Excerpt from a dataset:
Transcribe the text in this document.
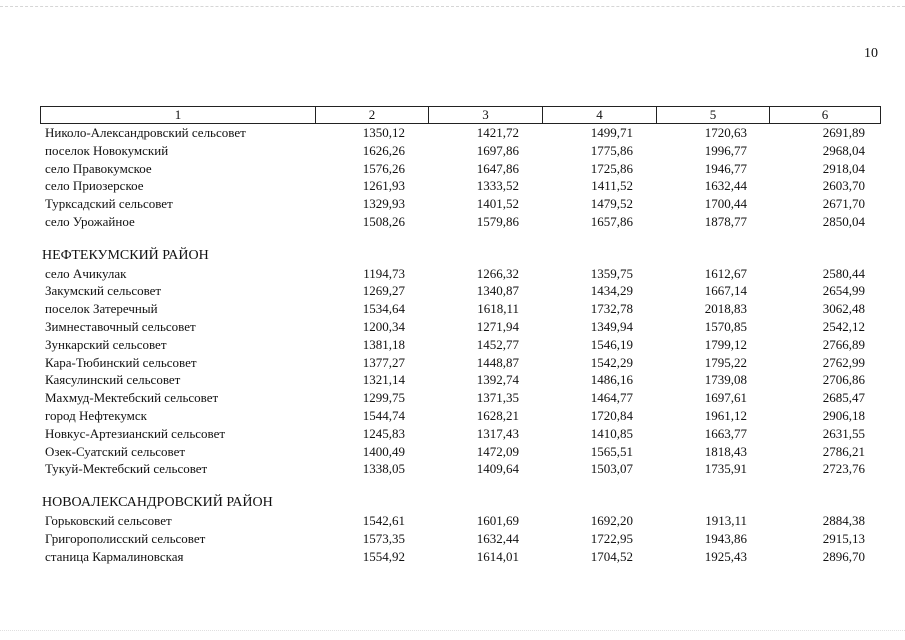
10
1	2	3	4	5	6
Николо-Александровский сельсовет	1350,12	1421,72	1499,71	1720,63	2691,89
поселок Новокумский	1626,26	1697,86	1775,86	1996,77	2968,04
село Правокумское	1576,26	1647,86	1725,86	1946,77	2918,04
село Приозерское	1261,93	1333,52	1411,52	1632,44	2603,70
Турксадский сельсовет	1329,93	1401,52	1479,52	1700,44	2671,70
село Урожайное	1508,26	1579,86	1657,86	1878,77	2850,04
НЕФТЕКУМСКИЙ РАЙОН
село Ачикулак	1194,73	1266,32	1359,75	1612,67	2580,44
Закумский сельсовет	1269,27	1340,87	1434,29	1667,14	2654,99
поселок Затеречный	1534,64	1618,11	1732,78	2018,83	3062,48
Зимнеставочный сельсовет	1200,34	1271,94	1349,94	1570,85	2542,12
Зункарский сельсовет	1381,18	1452,77	1546,19	1799,12	2766,89
Кара-Тюбинский сельсовет	1377,27	1448,87	1542,29	1795,22	2762,99
Каясулинский сельсовет	1321,14	1392,74	1486,16	1739,08	2706,86
Махмуд-Мектебский сельсовет	1299,75	1371,35	1464,77	1697,61	2685,47
город Нефтекумск	1544,74	1628,21	1720,84	1961,12	2906,18
Новкус-Артезианский сельсовет	1245,83	1317,43	1410,85	1663,77	2631,55
Озек-Суатский сельсовет	1400,49	1472,09	1565,51	1818,43	2786,21
Тукуй-Мектебский сельсовет	1338,05	1409,64	1503,07	1735,91	2723,76
НОВОАЛЕКСАНДРОВСКИЙ РАЙОН
Горьковский сельсовет	1542,61	1601,69	1692,20	1913,11	2884,38
Григорополисский сельсовет	1573,35	1632,44	1722,95	1943,86	2915,13
станица Кармалиновская	1554,92	1614,01	1704,52	1925,43	2896,70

AIM => Output the material word for word, omitting its pictures.

FINAL RESULT =>
Transcribe the text in this document.
10
1	2	3	4	5	6
Николо-Александровский сельсовет	1350,12	1421,72	1499,71	1720,63	2691,89
поселок Новокумский	1626,26	1697,86	1775,86	1996,77	2968,04
село Правокумское	1576,26	1647,86	1725,86	1946,77	2918,04
село Приозерское	1261,93	1333,52	1411,52	1632,44	2603,70
Турксадский сельсовет	1329,93	1401,52	1479,52	1700,44	2671,70
село Урожайное	1508,26	1579,86	1657,86	1878,77	2850,04
НЕФТЕКУМСКИЙ РАЙОН
село Ачикулак	1194,73	1266,32	1359,75	1612,67	2580,44
Закумский сельсовет	1269,27	1340,87	1434,29	1667,14	2654,99
поселок Затеречный	1534,64	1618,11	1732,78	2018,83	3062,48
Зимнеставочный сельсовет	1200,34	1271,94	1349,94	1570,85	2542,12
Зункарский сельсовет	1381,18	1452,77	1546,19	1799,12	2766,89
Кара-Тюбинский сельсовет	1377,27	1448,87	1542,29	1795,22	2762,99
Каясулинский сельсовет	1321,14	1392,74	1486,16	1739,08	2706,86
Махмуд-Мектебский сельсовет	1299,75	1371,35	1464,77	1697,61	2685,47
город Нефтекумск	1544,74	1628,21	1720,84	1961,12	2906,18
Новкус-Артезианский сельсовет	1245,83	1317,43	1410,85	1663,77	2631,55
Озек-Суатский сельсовет	1400,49	1472,09	1565,51	1818,43	2786,21
Тукуй-Мектебский сельсовет	1338,05	1409,64	1503,07	1735,91	2723,76
НОВОАЛЕКСАНДРОВСКИЙ РАЙОН
Горьковский сельсовет	1542,61	1601,69	1692,20	1913,11	2884,38
Григорополисский сельсовет	1573,35	1632,44	1722,95	1943,86	2915,13
станица Кармалиновская	1554,92	1614,01	1704,52	1925,43	2896,70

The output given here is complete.